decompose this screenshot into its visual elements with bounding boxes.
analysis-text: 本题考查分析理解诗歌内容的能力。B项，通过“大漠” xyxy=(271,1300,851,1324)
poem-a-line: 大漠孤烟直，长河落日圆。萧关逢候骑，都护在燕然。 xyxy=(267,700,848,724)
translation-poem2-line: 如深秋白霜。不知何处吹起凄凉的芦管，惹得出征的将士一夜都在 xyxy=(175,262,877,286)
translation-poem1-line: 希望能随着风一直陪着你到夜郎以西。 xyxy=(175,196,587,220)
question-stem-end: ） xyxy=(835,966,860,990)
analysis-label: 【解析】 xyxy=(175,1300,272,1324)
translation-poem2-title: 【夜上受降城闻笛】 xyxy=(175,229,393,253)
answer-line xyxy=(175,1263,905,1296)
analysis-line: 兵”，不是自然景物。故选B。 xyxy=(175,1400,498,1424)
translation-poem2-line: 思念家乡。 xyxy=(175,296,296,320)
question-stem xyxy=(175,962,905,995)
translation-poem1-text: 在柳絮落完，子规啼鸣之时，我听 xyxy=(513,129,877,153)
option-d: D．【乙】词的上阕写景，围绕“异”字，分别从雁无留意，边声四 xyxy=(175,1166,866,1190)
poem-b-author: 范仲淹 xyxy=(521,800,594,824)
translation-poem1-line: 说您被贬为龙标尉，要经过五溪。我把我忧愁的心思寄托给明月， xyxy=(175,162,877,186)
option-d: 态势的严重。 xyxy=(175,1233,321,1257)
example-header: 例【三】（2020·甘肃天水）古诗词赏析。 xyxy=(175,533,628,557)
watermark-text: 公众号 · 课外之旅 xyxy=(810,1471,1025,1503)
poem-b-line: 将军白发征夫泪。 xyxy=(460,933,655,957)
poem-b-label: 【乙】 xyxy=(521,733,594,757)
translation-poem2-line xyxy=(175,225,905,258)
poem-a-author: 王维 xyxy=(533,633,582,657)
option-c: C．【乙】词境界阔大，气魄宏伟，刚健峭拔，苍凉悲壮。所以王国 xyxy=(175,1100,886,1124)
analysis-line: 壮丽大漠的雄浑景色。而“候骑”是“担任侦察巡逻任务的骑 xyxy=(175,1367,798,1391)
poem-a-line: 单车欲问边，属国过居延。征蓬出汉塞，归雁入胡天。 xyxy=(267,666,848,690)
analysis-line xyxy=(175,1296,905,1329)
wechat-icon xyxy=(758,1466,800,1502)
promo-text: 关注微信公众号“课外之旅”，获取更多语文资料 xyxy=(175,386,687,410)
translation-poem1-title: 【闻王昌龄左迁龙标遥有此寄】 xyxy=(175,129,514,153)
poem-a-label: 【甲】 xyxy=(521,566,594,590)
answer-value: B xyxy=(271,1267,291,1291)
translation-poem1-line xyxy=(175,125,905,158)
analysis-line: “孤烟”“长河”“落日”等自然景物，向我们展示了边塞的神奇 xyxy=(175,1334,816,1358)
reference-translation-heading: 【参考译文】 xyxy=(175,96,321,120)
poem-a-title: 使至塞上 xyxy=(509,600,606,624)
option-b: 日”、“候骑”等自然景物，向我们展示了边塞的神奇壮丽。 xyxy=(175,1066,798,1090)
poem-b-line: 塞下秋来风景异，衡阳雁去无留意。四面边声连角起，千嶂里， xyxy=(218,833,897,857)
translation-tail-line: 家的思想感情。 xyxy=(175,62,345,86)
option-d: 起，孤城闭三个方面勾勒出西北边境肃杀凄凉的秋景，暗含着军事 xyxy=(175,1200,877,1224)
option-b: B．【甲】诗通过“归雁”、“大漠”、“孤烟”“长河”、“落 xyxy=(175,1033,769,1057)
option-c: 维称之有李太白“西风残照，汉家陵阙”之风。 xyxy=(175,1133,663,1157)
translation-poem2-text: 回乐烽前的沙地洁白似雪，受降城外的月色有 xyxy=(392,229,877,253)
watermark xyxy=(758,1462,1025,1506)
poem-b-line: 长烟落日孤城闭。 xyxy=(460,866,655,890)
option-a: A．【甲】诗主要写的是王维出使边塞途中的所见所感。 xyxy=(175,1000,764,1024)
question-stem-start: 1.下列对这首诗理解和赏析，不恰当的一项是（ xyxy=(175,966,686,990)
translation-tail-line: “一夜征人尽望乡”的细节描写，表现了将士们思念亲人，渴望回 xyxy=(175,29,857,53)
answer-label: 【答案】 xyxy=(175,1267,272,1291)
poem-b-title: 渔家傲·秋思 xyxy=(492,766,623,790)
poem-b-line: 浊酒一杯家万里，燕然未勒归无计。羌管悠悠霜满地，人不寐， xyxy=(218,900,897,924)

◇ ◇ ◇

▶ _SHORT PROBLEM_: Please render the data above as a JSON list of strings, one string per line, omitting any blank lines.

▶ _PROBLEM SOLUTION_:
[
  "decompose this screenshot into its visual elements with bounding boxes.",
  "analysis-text: 本题考查分析理解诗歌内容的能力。B项，通过“大漠” xyxy=(271,1300,851,1324)",
  "poem-a-line: 大漠孤烟直，长河落日圆。萧关逢候骑，都护在燕然。 xyxy=(267,700,848,724)",
  "translation-poem2-line: 如深秋白霜。不知何处吹起凄凉的芦管，惹得出征的将士一夜都在 xyxy=(175,262,877,286)",
  "translation-poem1-line: 希望能随着风一直陪着你到夜郎以西。 xyxy=(175,196,587,220)",
  "question-stem-end: ） xyxy=(835,966,860,990)",
  "analysis-label: 【解析】 xyxy=(175,1300,272,1324)",
  "translation-poem2-title: 【夜上受降城闻笛】 xyxy=(175,229,393,253)",
  "answer-line xyxy=(175,1263,905,1296)",
  "analysis-line: 兵”，不是自然景物。故选B。 xyxy=(175,1400,498,1424)",
  "translation-poem2-line: 思念家乡。 xyxy=(175,296,296,320)",
  "question-stem xyxy=(175,962,905,995)",
  "translation-poem1-text: 在柳絮落完，子规啼鸣之时，我听 xyxy=(513,129,877,153)",
  "option-d: D．【乙】词的上阕写景，围绕“异”字，分别从雁无留意，边声四 xyxy=(175,1166,866,1190)",
  "poem-b-author: 范仲淹 xyxy=(521,800,594,824)",
  "translation-poem1-line: 说您被贬为龙标尉，要经过五溪。我把我忧愁的心思寄托给明月， xyxy=(175,162,877,186)",
  "option-d: 态势的严重。 xyxy=(175,1233,321,1257)",
  "example-header: 例【三】（2020·甘肃天水）古诗词赏析。 xyxy=(175,533,628,557)",
  "watermark-text: 公众号 · 课外之旅 xyxy=(810,1471,1025,1503)",
  "poem-b-line: 将军白发征夫泪。 xyxy=(460,933,655,957)",
  "poem-b-label: 【乙】 xyxy=(521,733,594,757)",
  "translation-poem2-line xyxy=(175,225,905,258)",
  "poem-a-author: 王维 xyxy=(533,633,582,657)",
  "option-c: C．【乙】词境界阔大，气魄宏伟，刚健峭拔，苍凉悲壮。所以王国 xyxy=(175,1100,886,1124)",
  "analysis-line: 壮丽大漠的雄浑景色。而“候骑”是“担任侦察巡逻任务的骑 xyxy=(175,1367,798,1391)",
  "poem-a-line: 单车欲问边，属国过居延。征蓬出汉塞，归雁入胡天。 xyxy=(267,666,848,690)",
  "analysis-line xyxy=(175,1296,905,1329)",
  "wechat-icon xyxy=(758,1466,800,1502)",
  "promo-text: 关注微信公众号“课外之旅”，获取更多语文资料 xyxy=(175,386,687,410)",
  "translation-poem1-title: 【闻王昌龄左迁龙标遥有此寄】 xyxy=(175,129,514,153)",
  "poem-a-label: 【甲】 xyxy=(521,566,594,590)",
  "answer-value: B xyxy=(271,1267,291,1291)",
  "translation-poem1-line xyxy=(175,125,905,158)",
  "analysis-line: “孤烟”“长河”“落日”等自然景物，向我们展示了边塞的神奇 xyxy=(175,1334,816,1358)",
  "reference-translation-heading: 【参考译文】 xyxy=(175,96,321,120)",
  "poem-a-title: 使至塞上 xyxy=(509,600,606,624)",
  "option-b: 日”、“候骑”等自然景物，向我们展示了边塞的神奇壮丽。 xyxy=(175,1066,798,1090)",
  "poem-b-line: 塞下秋来风景异，衡阳雁去无留意。四面边声连角起，千嶂里， xyxy=(218,833,897,857)",
  "translation-tail-line: 家的思想感情。 xyxy=(175,62,345,86)",
  "option-d: 起，孤城闭三个方面勾勒出西北边境肃杀凄凉的秋景，暗含着军事 xyxy=(175,1200,877,1224)",
  "option-b: B．【甲】诗通过“归雁”、“大漠”、“孤烟”“长河”、“落 xyxy=(175,1033,769,1057)",
  "option-c: 维称之有李太白“西风残照，汉家陵阙”之风。 xyxy=(175,1133,663,1157)",
  "translation-poem2-text: 回乐烽前的沙地洁白似雪，受降城外的月色有 xyxy=(392,229,877,253)",
  "watermark xyxy=(758,1462,1025,1506)",
  "poem-b-line: 长烟落日孤城闭。 xyxy=(460,866,655,890)",
  "option-a: A．【甲】诗主要写的是王维出使边塞途中的所见所感。 xyxy=(175,1000,764,1024)",
  "question-stem-start: 1.下列对这首诗理解和赏析，不恰当的一项是（ xyxy=(175,966,686,990)",
  "translation-tail-line: “一夜征人尽望乡”的细节描写，表现了将士们思念亲人，渴望回 xyxy=(175,29,857,53)",
  "answer-label: 【答案】 xyxy=(175,1267,272,1291)",
  "poem-b-title: 渔家傲·秋思 xyxy=(492,766,623,790)",
  "poem-b-line: 浊酒一杯家万里，燕然未勒归无计。羌管悠悠霜满地，人不寐， xyxy=(218,900,897,924)"
]